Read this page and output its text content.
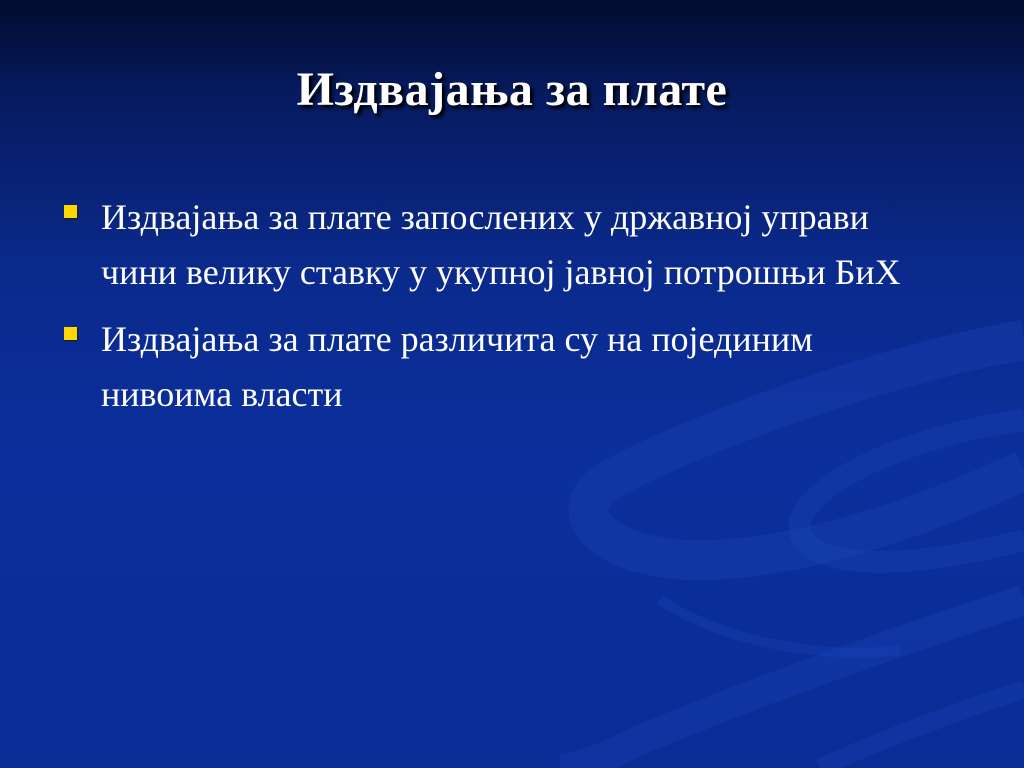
Издвајања за плате
Издвајања за плате запослених у државној управи чини велику ставку у укупној јавној потрошњи БиХ
Издвајања за плате различита су на појединим нивоима власти
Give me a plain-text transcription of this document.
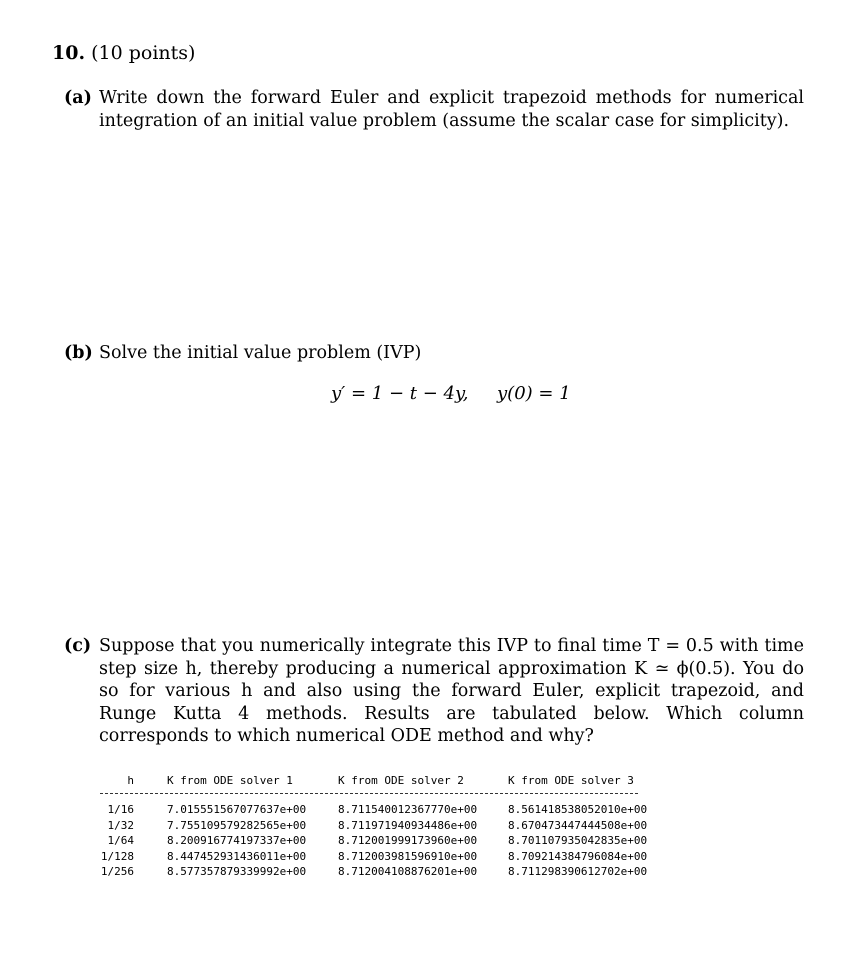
10. (10 points)
(a) Write down the forward Euler and explicit trapezoid methods for numerical integration of an initial value problem (assume the scalar case for simplicity).
(b) Solve the initial value problem (IVP)
y′ = 1 − t − 4y, y(0) = 1
(c) Suppose that you numerically integrate this IVP to final time T = 0.5 with time step size h, thereby producing a numerical approximation K ≃ ϕ(0.5). You do so for various h and also using the forward Euler, explicit trapezoid, and Runge Kutta 4 methods. Results are tabulated below. Which column corresponds to which numerical ODE method and why?
h	K from ODE solver 1	K from ODE solver 2	K from ODE solver 3
1/16	7.015551567077637e+00	8.711540012367770e+00	8.561418538052010e+00
1/32	7.755109579282565e+00	8.711971940934486e+00	8.670473447444508e+00
1/64	8.200916774197337e+00	8.712001999173960e+00	8.701107935042835e+00
1/128	8.447452931436011e+00	8.712003981596910e+00	8.709214384796084e+00
1/256	8.577357879339992e+00	8.712004108876201e+00	8.711298390612702e+00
= = = =
• [DIRECTION]:
Above are the records; reproduce them exactly and leave out the pictures.

• [EXERCISE OUTPUT]:
Read this page and output its text content.
Издвајања за плате
Издвајања за плате запослених у државној управи чини велику ставку у укупној јавној потрошњи БиХ
Издвајања за плате различита су на појединим нивоима власти
Give me a plain-text transcription of this document.
10. (10 points)
(a) Write down the forward Euler and explicit trapezoid methods for numerical integration of an initial value problem (assume the scalar case for simplicity).
(b) Solve the initial value problem (IVP)
y′ = 1 − t − 4y, y(0) = 1
(c) Suppose that you numerically integrate this IVP to final time T = 0.5 with time step size h, thereby producing a numerical approximation K ≃ ϕ(0.5). You do so for various h and also using the forward Euler, explicit trapezoid, and Runge Kutta 4 methods. Results are tabulated below. Which column corresponds to which numerical ODE method and why?
h	K from ODE solver 1	K from ODE solver 2	K from ODE solver 3
1/16	7.015551567077637e+00	8.711540012367770e+00	8.561418538052010e+00
1/32	7.755109579282565e+00	8.711971940934486e+00	8.670473447444508e+00
1/64	8.200916774197337e+00	8.712001999173960e+00	8.701107935042835e+00
1/128	8.447452931436011e+00	8.712003981596910e+00	8.709214384796084e+00
1/256	8.577357879339992e+00	8.712004108876201e+00	8.711298390612702e+00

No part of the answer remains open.